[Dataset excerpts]
────────────────────

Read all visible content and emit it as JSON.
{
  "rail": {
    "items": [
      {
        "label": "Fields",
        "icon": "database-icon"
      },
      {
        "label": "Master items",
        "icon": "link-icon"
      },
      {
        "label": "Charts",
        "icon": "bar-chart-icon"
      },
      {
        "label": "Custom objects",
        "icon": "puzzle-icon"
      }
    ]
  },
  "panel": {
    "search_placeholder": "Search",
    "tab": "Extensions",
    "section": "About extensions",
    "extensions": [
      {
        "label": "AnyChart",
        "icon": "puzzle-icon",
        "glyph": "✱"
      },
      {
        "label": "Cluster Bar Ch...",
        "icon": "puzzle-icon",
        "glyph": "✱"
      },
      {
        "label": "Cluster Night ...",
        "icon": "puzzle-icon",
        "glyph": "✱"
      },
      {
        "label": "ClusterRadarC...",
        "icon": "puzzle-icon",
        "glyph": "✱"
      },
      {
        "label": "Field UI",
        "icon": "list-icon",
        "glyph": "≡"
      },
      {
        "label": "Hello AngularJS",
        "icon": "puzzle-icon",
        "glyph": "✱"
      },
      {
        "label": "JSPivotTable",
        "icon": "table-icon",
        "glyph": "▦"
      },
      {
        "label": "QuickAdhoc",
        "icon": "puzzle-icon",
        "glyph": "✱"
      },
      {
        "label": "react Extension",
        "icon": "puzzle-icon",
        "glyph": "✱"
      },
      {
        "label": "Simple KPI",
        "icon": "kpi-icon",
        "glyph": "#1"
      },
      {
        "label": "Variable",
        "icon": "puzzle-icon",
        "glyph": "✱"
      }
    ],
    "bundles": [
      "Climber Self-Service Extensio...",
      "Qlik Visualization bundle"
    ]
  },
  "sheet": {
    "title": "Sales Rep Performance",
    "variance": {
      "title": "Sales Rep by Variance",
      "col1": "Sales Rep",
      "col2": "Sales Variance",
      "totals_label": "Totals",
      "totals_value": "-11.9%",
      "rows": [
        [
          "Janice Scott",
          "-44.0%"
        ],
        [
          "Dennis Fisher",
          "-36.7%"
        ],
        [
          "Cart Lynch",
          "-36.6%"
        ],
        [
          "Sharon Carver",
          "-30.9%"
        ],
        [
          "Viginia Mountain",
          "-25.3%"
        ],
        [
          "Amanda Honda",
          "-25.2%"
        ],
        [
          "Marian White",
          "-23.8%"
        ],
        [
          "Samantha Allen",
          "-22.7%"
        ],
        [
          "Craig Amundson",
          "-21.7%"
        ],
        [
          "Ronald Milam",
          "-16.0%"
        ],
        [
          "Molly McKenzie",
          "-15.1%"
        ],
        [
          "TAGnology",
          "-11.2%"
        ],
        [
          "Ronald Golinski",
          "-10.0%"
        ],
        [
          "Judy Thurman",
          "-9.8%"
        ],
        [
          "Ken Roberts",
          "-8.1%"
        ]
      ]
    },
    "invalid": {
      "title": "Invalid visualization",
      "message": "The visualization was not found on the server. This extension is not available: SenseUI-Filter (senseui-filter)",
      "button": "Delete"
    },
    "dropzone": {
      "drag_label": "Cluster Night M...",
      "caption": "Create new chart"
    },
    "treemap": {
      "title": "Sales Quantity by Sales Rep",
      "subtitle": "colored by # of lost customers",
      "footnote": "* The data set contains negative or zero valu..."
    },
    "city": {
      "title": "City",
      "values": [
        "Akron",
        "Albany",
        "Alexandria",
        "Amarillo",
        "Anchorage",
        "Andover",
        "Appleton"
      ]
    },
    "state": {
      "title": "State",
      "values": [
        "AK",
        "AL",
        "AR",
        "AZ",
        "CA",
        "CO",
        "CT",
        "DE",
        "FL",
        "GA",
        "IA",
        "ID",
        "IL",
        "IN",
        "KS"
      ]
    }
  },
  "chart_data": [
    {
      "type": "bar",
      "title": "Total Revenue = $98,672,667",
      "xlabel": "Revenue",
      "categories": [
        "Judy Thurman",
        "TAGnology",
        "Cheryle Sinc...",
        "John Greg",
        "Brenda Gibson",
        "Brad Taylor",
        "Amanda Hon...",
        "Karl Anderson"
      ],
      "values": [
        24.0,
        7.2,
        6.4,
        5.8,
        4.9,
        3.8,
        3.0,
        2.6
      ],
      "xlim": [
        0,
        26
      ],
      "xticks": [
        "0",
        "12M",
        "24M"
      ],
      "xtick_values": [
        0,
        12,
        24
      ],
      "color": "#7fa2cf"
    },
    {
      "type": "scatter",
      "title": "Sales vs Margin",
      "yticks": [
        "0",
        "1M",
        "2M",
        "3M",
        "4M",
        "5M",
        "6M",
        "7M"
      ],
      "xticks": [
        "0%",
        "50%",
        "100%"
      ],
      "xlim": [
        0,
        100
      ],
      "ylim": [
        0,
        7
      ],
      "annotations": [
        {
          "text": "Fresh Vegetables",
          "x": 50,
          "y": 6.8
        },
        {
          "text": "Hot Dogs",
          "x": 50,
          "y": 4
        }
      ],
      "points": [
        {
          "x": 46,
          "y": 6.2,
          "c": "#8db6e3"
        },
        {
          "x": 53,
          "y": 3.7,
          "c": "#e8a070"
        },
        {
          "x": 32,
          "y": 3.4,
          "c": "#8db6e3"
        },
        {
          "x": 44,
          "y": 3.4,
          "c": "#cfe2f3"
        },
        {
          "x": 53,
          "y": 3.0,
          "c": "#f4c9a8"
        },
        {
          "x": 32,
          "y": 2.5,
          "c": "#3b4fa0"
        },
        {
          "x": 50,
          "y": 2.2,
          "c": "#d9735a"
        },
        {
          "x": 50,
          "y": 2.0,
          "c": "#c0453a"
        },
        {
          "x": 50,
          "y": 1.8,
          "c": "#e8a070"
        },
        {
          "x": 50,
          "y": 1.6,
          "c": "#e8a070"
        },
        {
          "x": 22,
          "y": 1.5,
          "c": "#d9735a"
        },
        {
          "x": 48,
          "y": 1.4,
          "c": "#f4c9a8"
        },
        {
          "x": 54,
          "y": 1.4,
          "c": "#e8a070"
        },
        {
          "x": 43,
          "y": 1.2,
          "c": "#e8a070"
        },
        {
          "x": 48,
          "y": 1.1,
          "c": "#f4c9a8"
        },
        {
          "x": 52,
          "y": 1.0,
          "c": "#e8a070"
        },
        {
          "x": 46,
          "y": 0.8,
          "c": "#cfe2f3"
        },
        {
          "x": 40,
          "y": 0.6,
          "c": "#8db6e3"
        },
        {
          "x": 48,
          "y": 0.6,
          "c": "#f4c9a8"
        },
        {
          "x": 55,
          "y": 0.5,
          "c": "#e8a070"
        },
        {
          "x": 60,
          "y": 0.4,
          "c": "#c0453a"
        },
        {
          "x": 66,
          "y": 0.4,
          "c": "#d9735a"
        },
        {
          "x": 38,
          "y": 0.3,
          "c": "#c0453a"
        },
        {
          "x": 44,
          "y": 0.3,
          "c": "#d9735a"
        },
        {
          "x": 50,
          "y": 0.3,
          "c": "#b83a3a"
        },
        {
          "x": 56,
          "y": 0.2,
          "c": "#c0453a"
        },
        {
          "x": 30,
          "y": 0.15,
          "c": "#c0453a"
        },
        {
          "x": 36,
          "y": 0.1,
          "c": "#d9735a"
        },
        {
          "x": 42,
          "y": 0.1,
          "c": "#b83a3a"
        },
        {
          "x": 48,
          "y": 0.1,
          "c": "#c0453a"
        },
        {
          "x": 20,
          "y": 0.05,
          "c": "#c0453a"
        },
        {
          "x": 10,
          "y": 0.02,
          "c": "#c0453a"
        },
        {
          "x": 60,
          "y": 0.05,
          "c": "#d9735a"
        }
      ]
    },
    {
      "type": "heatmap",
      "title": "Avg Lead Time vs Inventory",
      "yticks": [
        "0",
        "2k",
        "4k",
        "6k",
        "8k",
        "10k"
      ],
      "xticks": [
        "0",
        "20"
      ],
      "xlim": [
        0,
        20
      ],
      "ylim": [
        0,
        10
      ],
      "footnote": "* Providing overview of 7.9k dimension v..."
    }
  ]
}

────────────────────

Problem details
From the data above, pick out each line containing "Revenue" and copy it.

Answer
      "title": "Total Revenue = $98,672,667",
      "xlabel": "Revenue",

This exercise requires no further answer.